Items from a dataset:
++++++
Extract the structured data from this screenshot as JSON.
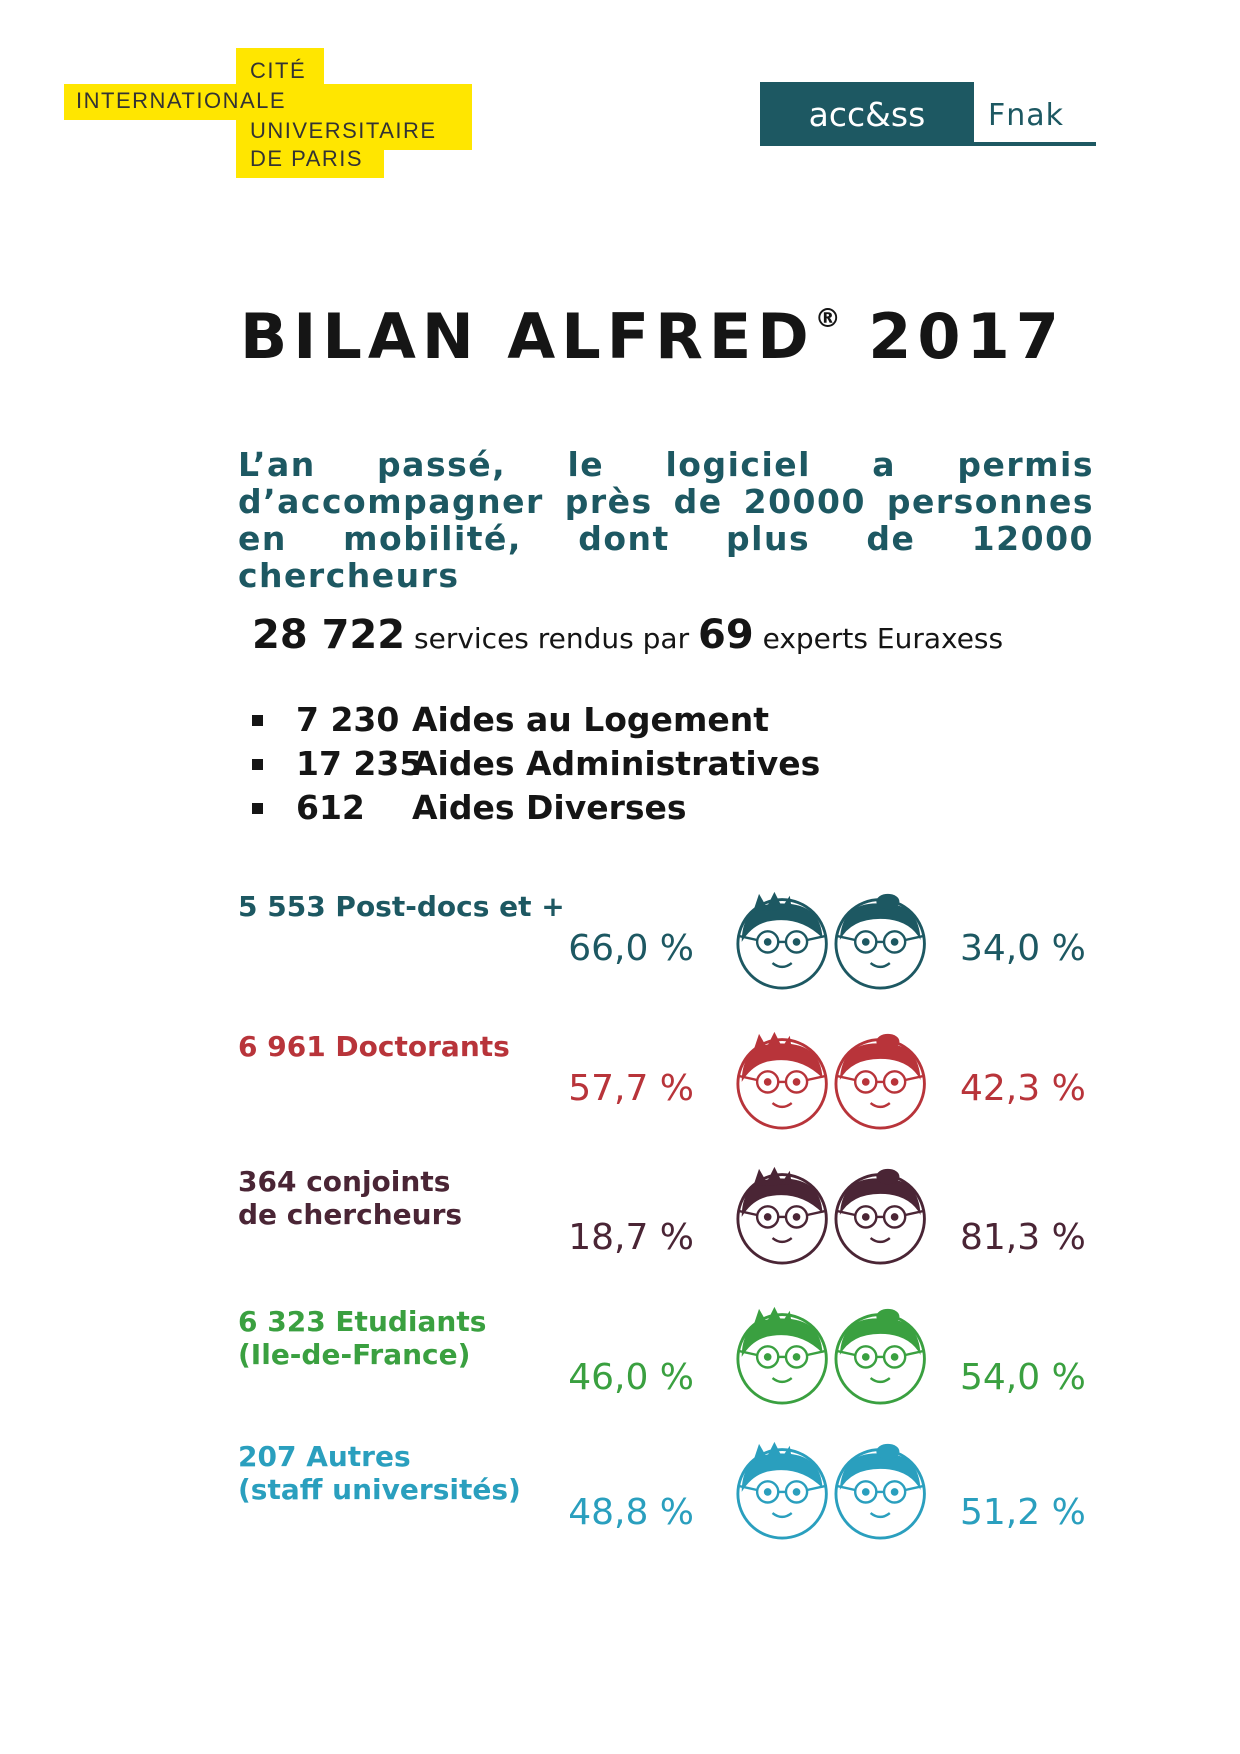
{
  "logos": {
    "cite": {
      "lines": [
        "CITÉ",
        "INTERNATIONALE",
        "UNIVERSITAIRE",
        "DE PARIS"
      ]
    },
    "access": {
      "box_text": "acc&ss",
      "side_text": "Fnak"
    }
  },
  "title": {
    "main": "BILAN ALFRED",
    "registered": "®",
    "year": "2017"
  },
  "intro": "L’an passé, le logiciel a permis d’accompagner près de 20000 personnes en mobilité, dont plus de 12000 chercheurs",
  "services": {
    "count": "28 722",
    "text1": "services rendus par",
    "experts": "69",
    "text2": "experts Euraxess"
  },
  "aides": [
    {
      "num": "7 230",
      "label": "Aides au Logement"
    },
    {
      "num": "17 235",
      "label": "Aides Administratives"
    },
    {
      "num": "612",
      "label": "Aides Diverses"
    }
  ],
  "categories": [
    {
      "line1": "5 553 Post-docs et +",
      "line2": "",
      "male_pct": "66,0 %",
      "female_pct": "34,0 %",
      "color": "#1d5862"
    },
    {
      "line1": "6 961 Doctorants",
      "line2": "",
      "male_pct": "57,7 %",
      "female_pct": "42,3 %",
      "color": "#b8343a"
    },
    {
      "line1": "364 conjoints",
      "line2": "de chercheurs",
      "male_pct": "18,7 %",
      "female_pct": "81,3 %",
      "color": "#4a2535"
    },
    {
      "line1": "6 323 Etudiants",
      "line2": "(Ile-de-France)",
      "male_pct": "46,0 %",
      "female_pct": "54,0 %",
      "color": "#3aa040"
    },
    {
      "line1": "207 Autres",
      "line2": "(staff universités)",
      "male_pct": "48,8 %",
      "female_pct": "51,2 %",
      "color": "#2a9fbe"
    }
  ]
}
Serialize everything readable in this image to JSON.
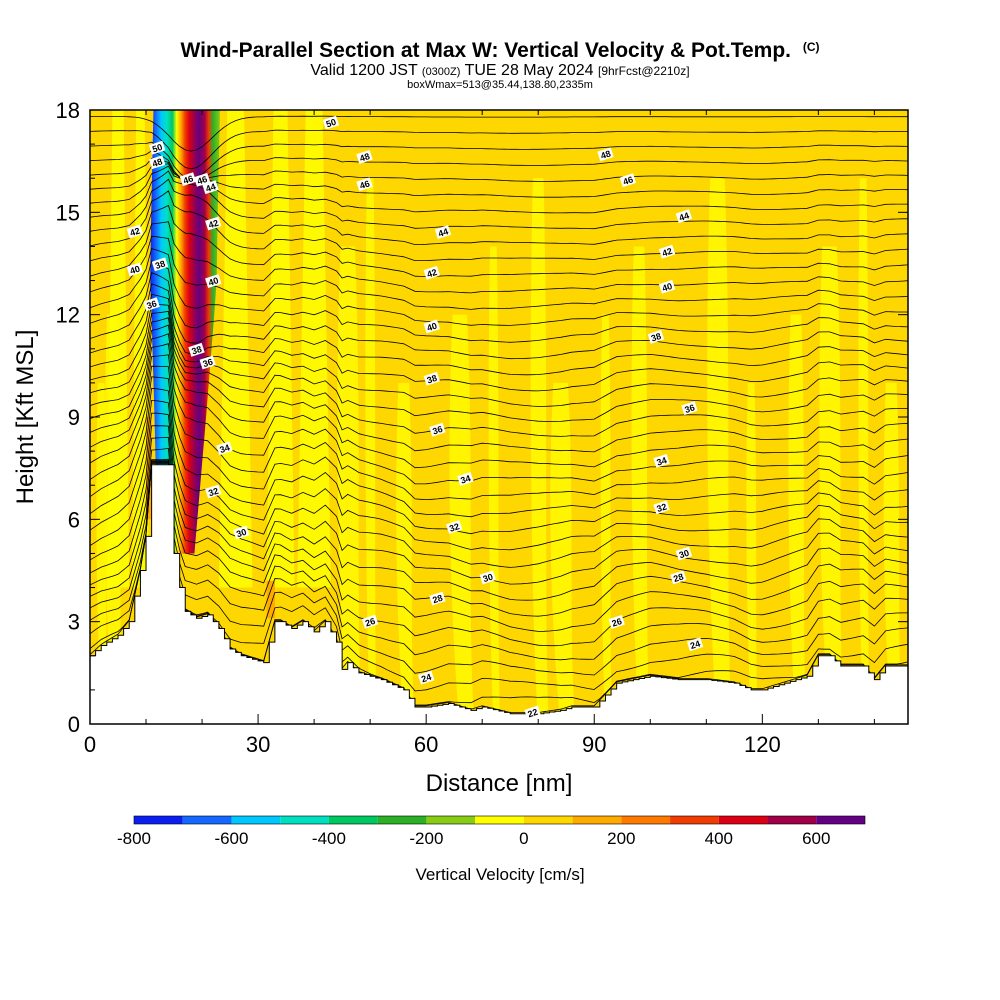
{
  "header": {
    "title_main": "Wind-Parallel Section at Max W: Vertical Velocity & Pot.Temp.",
    "title_c": "(C)",
    "valid_a": "Valid 1200 JST",
    "valid_b": "(0300Z)",
    "valid_c": "TUE 28 May 2024",
    "valid_d": "[9hrFcst@2210z]",
    "box_line": "boxWmax=513@35.44,138.80,2335m"
  },
  "chart_data": {
    "type": "heatmap",
    "xlabel": "Distance [nm]",
    "ylabel": "Height [Kft MSL]",
    "xlim": [
      0,
      146
    ],
    "ylim": [
      0,
      18
    ],
    "x_ticks": [
      0,
      30,
      60,
      90,
      120
    ],
    "y_ticks": [
      0,
      3,
      6,
      9,
      12,
      15,
      18
    ],
    "colorbar": {
      "label": "Vertical Velocity [cm/s]",
      "tick_values": [
        -800,
        -600,
        -400,
        -200,
        0,
        200,
        400,
        600
      ],
      "levels": [
        -800,
        -700,
        -600,
        -500,
        -400,
        -300,
        -200,
        -100,
        0,
        100,
        200,
        300,
        400,
        500,
        600,
        700
      ],
      "colors": [
        "#0a1ef0",
        "#1468ff",
        "#00c8ff",
        "#00e0c0",
        "#00c860",
        "#2cb028",
        "#88cc14",
        "#ffff00",
        "#ffd700",
        "#ffaa00",
        "#ff7800",
        "#f03c00",
        "#dc0014",
        "#a00046",
        "#640082"
      ]
    },
    "background_color": "#ffd700",
    "updraft_core": {
      "bottom_km_kft": 5,
      "top_kft": 18,
      "axis_points": [
        [
          17,
          5
        ],
        [
          17.8,
          9
        ],
        [
          18.3,
          12
        ],
        [
          18.6,
          15
        ],
        [
          19,
          18
        ]
      ],
      "max_w": 513
    },
    "terrain": {
      "x": [
        0,
        2,
        5,
        7,
        9,
        10.5,
        11,
        12,
        14,
        15,
        16,
        17,
        18,
        19,
        21,
        23,
        25,
        27,
        31,
        33,
        34,
        36,
        38,
        40,
        42,
        44,
        45,
        46,
        48,
        52,
        56,
        58,
        60,
        64,
        68,
        70,
        75,
        80,
        84,
        86,
        88,
        90,
        94,
        100,
        105,
        110,
        115,
        118,
        120,
        124,
        128,
        130,
        132,
        134,
        138,
        140,
        142,
        146
      ],
      "y": [
        2,
        2.3,
        2.6,
        3,
        4.5,
        6,
        7.6,
        7.6,
        7.6,
        5,
        4,
        3.3,
        3.2,
        3.1,
        3.2,
        2.8,
        2.2,
        2,
        1.8,
        3.0,
        3.0,
        2.8,
        3.0,
        2.7,
        3.0,
        2.4,
        1.6,
        1.8,
        1.5,
        1.3,
        1,
        0.5,
        0.5,
        0.6,
        0.4,
        0.5,
        0.3,
        0.3,
        0.4,
        0.5,
        0.5,
        0.5,
        1.2,
        1.4,
        1.3,
        1.3,
        1.2,
        1.0,
        1.0,
        1.2,
        1.4,
        2.0,
        2.0,
        1.7,
        1.7,
        1.3,
        1.7,
        1.7
      ]
    },
    "isentropes": [
      {
        "label": "22",
        "base": 0.7,
        "label_x": 79
      },
      {
        "label": "24",
        "base": 1.9,
        "label_x": 108
      },
      {
        "label": "24",
        "base": 1.9,
        "label_x": 60
      },
      {
        "label": "26",
        "base": 2.9,
        "label_x": 94
      },
      {
        "label": "26",
        "base": 2.9,
        "label_x": 50
      },
      {
        "label": "28",
        "base": 4.0,
        "label_x": 105
      },
      {
        "label": "28",
        "base": 3.8,
        "label_x": 62
      },
      {
        "label": "30",
        "base": 4.9,
        "label_x": 106
      },
      {
        "label": "30",
        "base": 4.8,
        "label_x": 71
      },
      {
        "label": "30",
        "base": 5.0,
        "label_x": 27
      },
      {
        "label": "32",
        "base": 6.3,
        "label_x": 102
      },
      {
        "label": "32",
        "base": 6.2,
        "label_x": 65
      },
      {
        "label": "32",
        "base": 5.7,
        "label_x": 22
      },
      {
        "label": "34",
        "base": 7.6,
        "label_x": 102
      },
      {
        "label": "34",
        "base": 7.5,
        "label_x": 67
      },
      {
        "label": "34",
        "base": 7.3,
        "label_x": 24
      },
      {
        "label": "36",
        "base": 9.0,
        "label_x": 107
      },
      {
        "label": "36",
        "base": 8.8,
        "label_x": 62
      },
      {
        "label": "36",
        "base": 9.7,
        "label_x": 11
      },
      {
        "label": "36",
        "base": 9.8,
        "label_x": 21
      },
      {
        "label": "38",
        "base": 11.2,
        "label_x": 101
      },
      {
        "label": "38",
        "base": 10.2,
        "label_x": 61
      },
      {
        "label": "38",
        "base": 11.5,
        "label_x": 12.5
      },
      {
        "label": "38",
        "base": 10.8,
        "label_x": 19
      },
      {
        "label": "40",
        "base": 12.8,
        "label_x": 103
      },
      {
        "label": "40",
        "base": 11.8,
        "label_x": 61
      },
      {
        "label": "40",
        "base": 12.5,
        "label_x": 8
      },
      {
        "label": "40",
        "base": 12.5,
        "label_x": 22
      },
      {
        "label": "42",
        "base": 13.8,
        "label_x": 103
      },
      {
        "label": "42",
        "base": 13.4,
        "label_x": 61
      },
      {
        "label": "42",
        "base": 13.8,
        "label_x": 8
      },
      {
        "label": "42",
        "base": 13.8,
        "label_x": 22
      },
      {
        "label": "44",
        "base": 14.8,
        "label_x": 106
      },
      {
        "label": "44",
        "base": 14.5,
        "label_x": 63
      },
      {
        "label": "44",
        "base": 15.0,
        "label_x": 21.5
      },
      {
        "label": "46",
        "base": 15.8,
        "label_x": 49
      },
      {
        "label": "46",
        "base": 15.9,
        "label_x": 96
      },
      {
        "label": "46",
        "base": 15.6,
        "label_x": 17.5
      },
      {
        "label": "46",
        "base": 15.5,
        "label_x": 20
      },
      {
        "label": "48",
        "base": 16.6,
        "label_x": 49
      },
      {
        "label": "48",
        "base": 16.7,
        "label_x": 92
      },
      {
        "label": "48",
        "base": 15.8,
        "label_x": 12
      },
      {
        "label": "50",
        "base": 17.6,
        "label_x": 43
      },
      {
        "label": "50",
        "base": 16.8,
        "label_x": 12
      }
    ]
  }
}
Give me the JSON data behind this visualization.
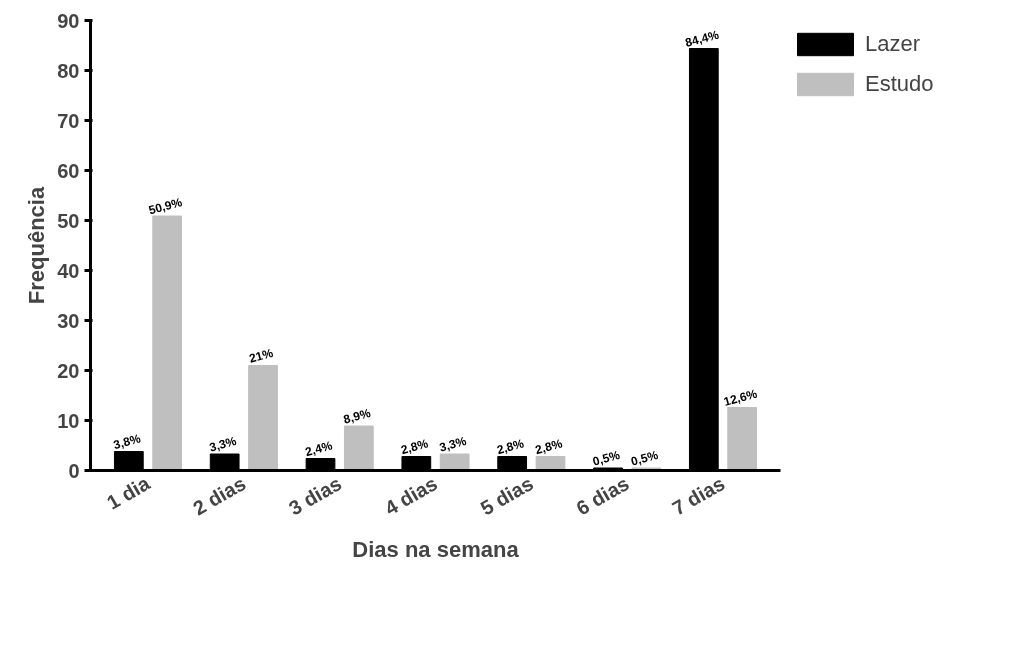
{
  "chart_data": {
    "type": "bar",
    "xlabel": "Dias na semana",
    "ylabel": "Frequência",
    "categories": [
      "1 dia",
      "2 dias",
      "3 dias",
      "4 dias",
      "5 dias",
      "6 dias",
      "7 dias"
    ],
    "series": [
      {
        "name": "Lazer",
        "color": "#000000",
        "values": [
          3.8,
          3.3,
          2.4,
          2.8,
          2.8,
          0.5,
          84.4
        ],
        "value_labels": [
          "3,8%",
          "3,3%",
          "2,4%",
          "2,8%",
          "2,8%",
          "0,5%",
          "84,4%"
        ]
      },
      {
        "name": "Estudo",
        "color": "#bfbfbf",
        "values": [
          50.9,
          21,
          8.9,
          3.3,
          2.8,
          0.5,
          12.6
        ],
        "value_labels": [
          "50,9%",
          "21%",
          "8,9%",
          "3,3%",
          "2,8%",
          "0,5%",
          "12,6%"
        ]
      }
    ],
    "ylim": [
      0,
      90
    ],
    "yticks": [
      0,
      10,
      20,
      30,
      40,
      50,
      60,
      70,
      80,
      90
    ],
    "grid": false,
    "legend": "top right"
  }
}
++++++
» **The exercise**: Copy out the lines that hold "xlabel".

» **Reply to the task**:
    "xlabel": "Distance [nm]",
    "xlabel": "Dias na semana",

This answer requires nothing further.